* [WRITTEN INSTRUCTION]: Repeat the entries that follow verbatim, without any of their pictures.

[Recorded data]

START

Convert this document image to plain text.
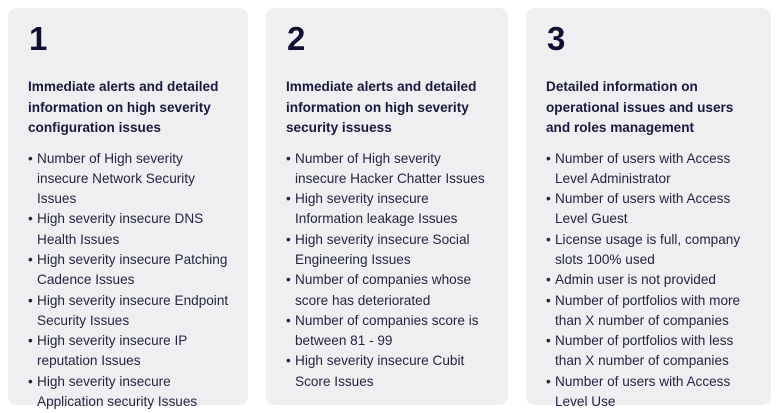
1
Immediate alerts and detailed information on high severity configuration issues
• Number of High severity insecure Network Security Issues
• High severity insecure DNS Health Issues
• High severity insecure Patching Cadence Issues
• High severity insecure Endpoint Security Issues
• High severity insecure IP reputation Issues
• High severity insecure Application security Issues
2
Immediate alerts and detailed information on high severity security issuess
• Number of High severity insecure Hacker Chatter Issues
• High severity insecure Information leakage Issues
• High severity insecure Social Engineering Issues
• Number of companies whose score has deteriorated
• Number of companies score is between 81 - 99
• High severity insecure Cubit Score Issues
3
Detailed information on operational issues and users and roles management
• Number of users with Access Level Administrator
• Number of users with Access Level Guest
• License usage is full, company slots 100% used
• Admin user is not provided
• Number of portfolios with more than X number of companies
• Number of portfolios with less than X number of companies
• Number of users with Access Level Use
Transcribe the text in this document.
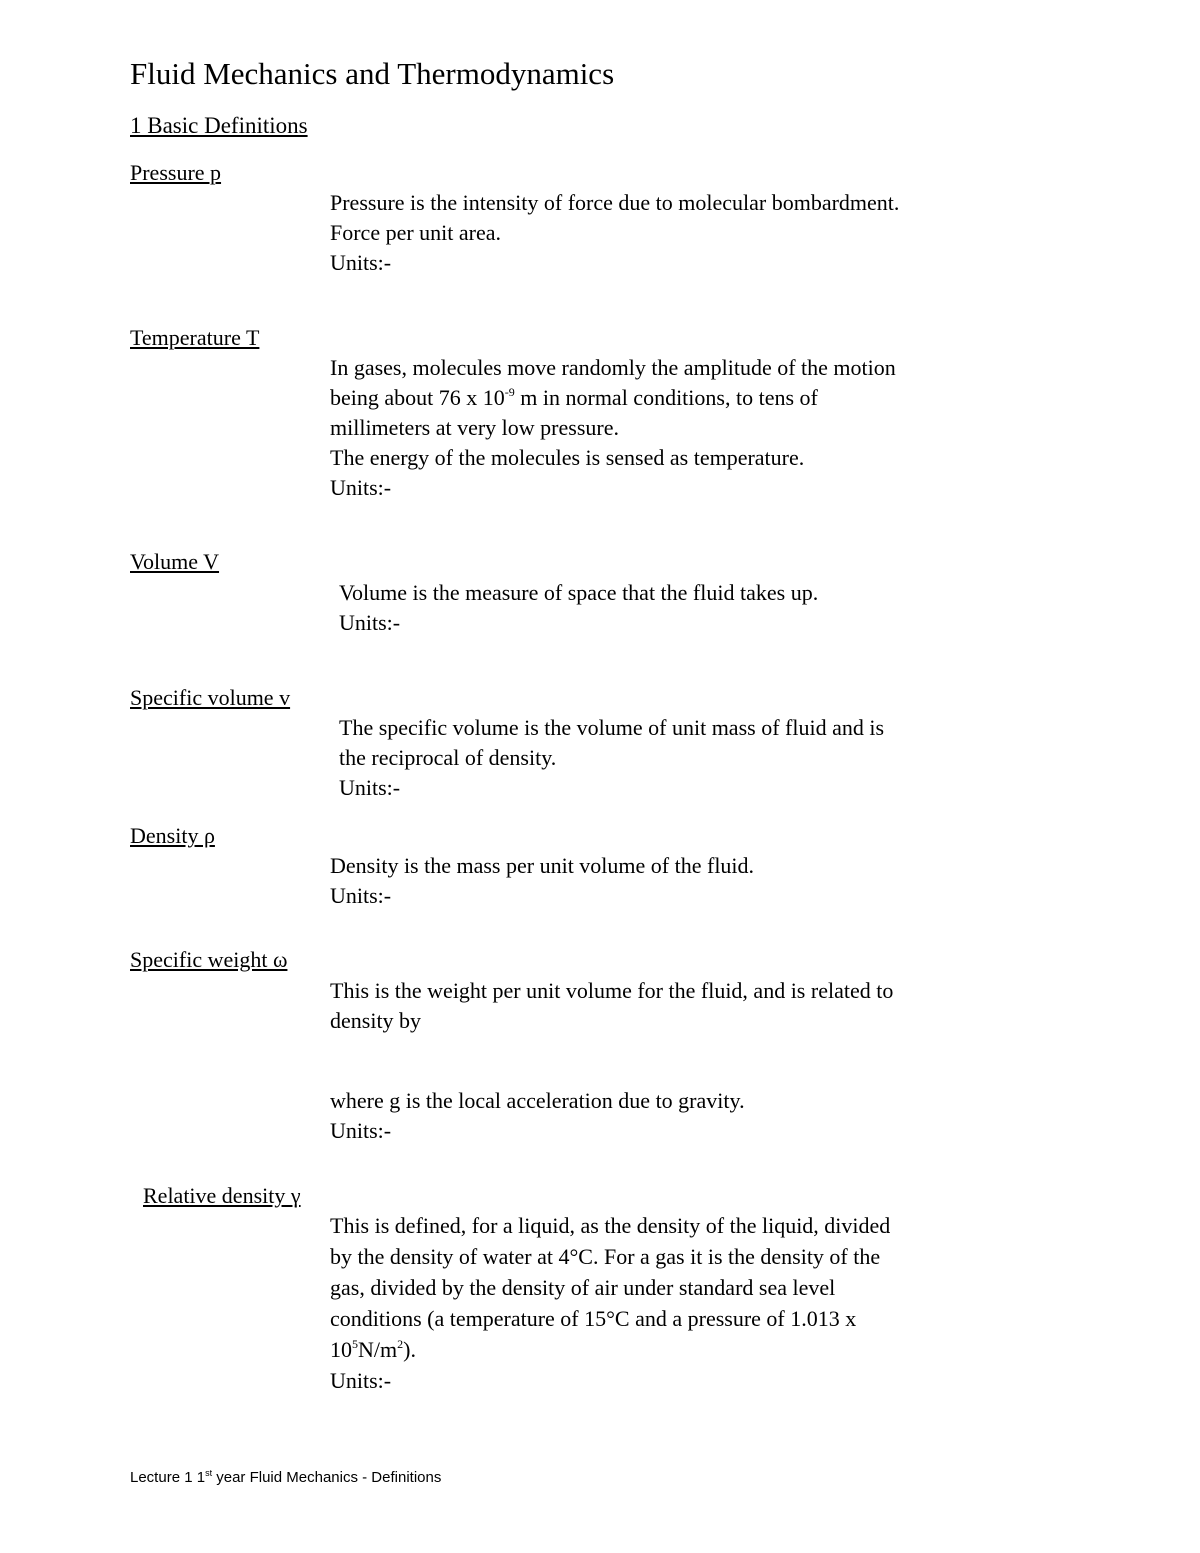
Fluid Mechanics and Thermodynamics
1 Basic Definitions
Pressure p
Pressure is the intensity of force due to molecular bombardment.
Force per unit area.
Units:-
Temperature T
In gases, molecules move randomly the amplitude of the motion
being about 76 x $10^{-9}$ m in normal conditions, to tens of
millimeters at very low pressure.
The energy of the molecules is sensed as temperature.
Units:-
Volume V
Volume is the measure of space that the fluid takes up.
Units:-
Specific volume v
The specific volume is the volume of unit mass of fluid and is
the reciprocal of density.
Units:-
Density ρ
Density is the mass per unit volume of the fluid.
Units:-
Specific weight ω
This is the weight per unit volume for the fluid, and is related to
density by
where g is the local acceleration due to gravity.
Units:-
Relative density γ
This is defined, for a liquid, as the density of the liquid, divided
by the density of water at 4°C. For a gas it is the density of the
gas, divided by the density of air under standard sea level
conditions (a temperature of 15°C and a pressure of 1.013 x
$10^5N/m^2$).
Units:-
Lecture 1 1st year Fluid Mechanics - Definitions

END

* [THE RESULT]:
Convert this document image to plain text.
1
Immediate alerts and detailed information on high severity configuration issues
• Number of High severity insecure Network Security Issues
• High severity insecure DNS Health Issues
• High severity insecure Patching Cadence Issues
• High severity insecure Endpoint Security Issues
• High severity insecure IP reputation Issues
• High severity insecure Application security Issues
2
Immediate alerts and detailed information on high severity security issuess
• Number of High severity insecure Hacker Chatter Issues
• High severity insecure Information leakage Issues
• High severity insecure Social Engineering Issues
• Number of companies whose score has deteriorated
• Number of companies score is between 81 - 99
• High severity insecure Cubit Score Issues
3
Detailed information on operational issues and users and roles management
• Number of users with Access Level Administrator
• Number of users with Access Level Guest
• License usage is full, company slots 100% used
• Admin user is not provided
• Number of portfolios with more than X number of companies
• Number of portfolios with less than X number of companies
• Number of users with Access Level Use
Transcribe the text in this document.
Fluid Mechanics and Thermodynamics
1 Basic Definitions
Pressure p
Pressure is the intensity of force due to molecular bombardment.
Force per unit area.
Units:-
Temperature T
In gases, molecules move randomly the amplitude of the motion
being about 76 x $10^{-9}$ m in normal conditions, to tens of
millimeters at very low pressure.
The energy of the molecules is sensed as temperature.
Units:-
Volume V
Volume is the measure of space that the fluid takes up.
Units:-
Specific volume v
The specific volume is the volume of unit mass of fluid and is
the reciprocal of density.
Units:-
Density ρ
Density is the mass per unit volume of the fluid.
Units:-
Specific weight ω
This is the weight per unit volume for the fluid, and is related to
density by
where g is the local acceleration due to gravity.
Units:-
Relative density γ
This is defined, for a liquid, as the density of the liquid, divided
by the density of water at 4°C. For a gas it is the density of the
gas, divided by the density of air under standard sea level
conditions (a temperature of 15°C and a pressure of 1.013 x
$10^5N/m^2$).
Units:-
Lecture 1 1st year Fluid Mechanics - Definitions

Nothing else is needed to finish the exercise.